- _TEXT PASSAGE_
▼

Their set at Roulette features one of my favorite pieces by Ken Ueno: Shiroi Ishi. With a text written in Japanese by the composer, this piece has been championed by no less than the Hilliard Ensemble. It shows a supple side to Ueno’s music-making, as well as affecting passages of overtone singing, that stand in marked contrast to some of his more vigorous works that feature deliberately strained vocalisms and electronics.

 

Louis Karchin is also being featured by Ekmeles. The group is presenting his To the Sun and To the Stars: post-tonalpieces that are translations by poet Apostolos Athanassakis of Orphic hymns.This is the first time that this conceptual pair of pieces has been performed together.

▲

- _STATED EXERCISE 1_
Answer these questions from the concert passage above:
(a) Which ensemble has championed Shiroi Ishi?
(b) In what language is the text of Shiroi Ishi written?
(c) Who translated the Orphic hymns that Louis Karchin's pieces are set to?
- _STATED EXERCISE 2_
Reproduce word for word the part of the concert passage that begins at the words "Their set at" and ends after the words "vocalisms and electronics.".

- _INFORMATION PROVIDED_
▼

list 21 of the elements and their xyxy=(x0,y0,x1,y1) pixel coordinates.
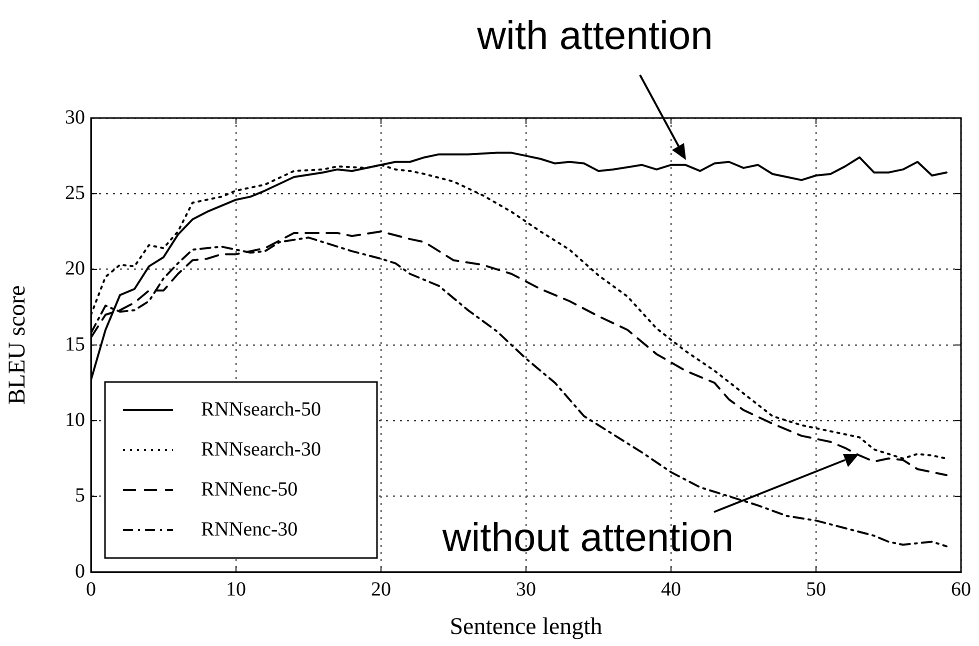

▲

- _TASK OUTPUT 1_
(a) The Hilliard Ensemble
(b) Japanese
(c) Apostolos Athanassakis

- _TASK OUTPUT 2_
Their set at Roulette features one of my favorite pieces by Ken Ueno: Shiroi Ishi. With a text written in Japanese by the composer, this piece has been championed by no less than the Hilliard Ensemble. It shows a supple side to Ueno’s music-making, as well as affecting passages of overtone singing, that stand in marked contrast to some of his more vigorous works that feature deliberately strained vocalisms and electronics.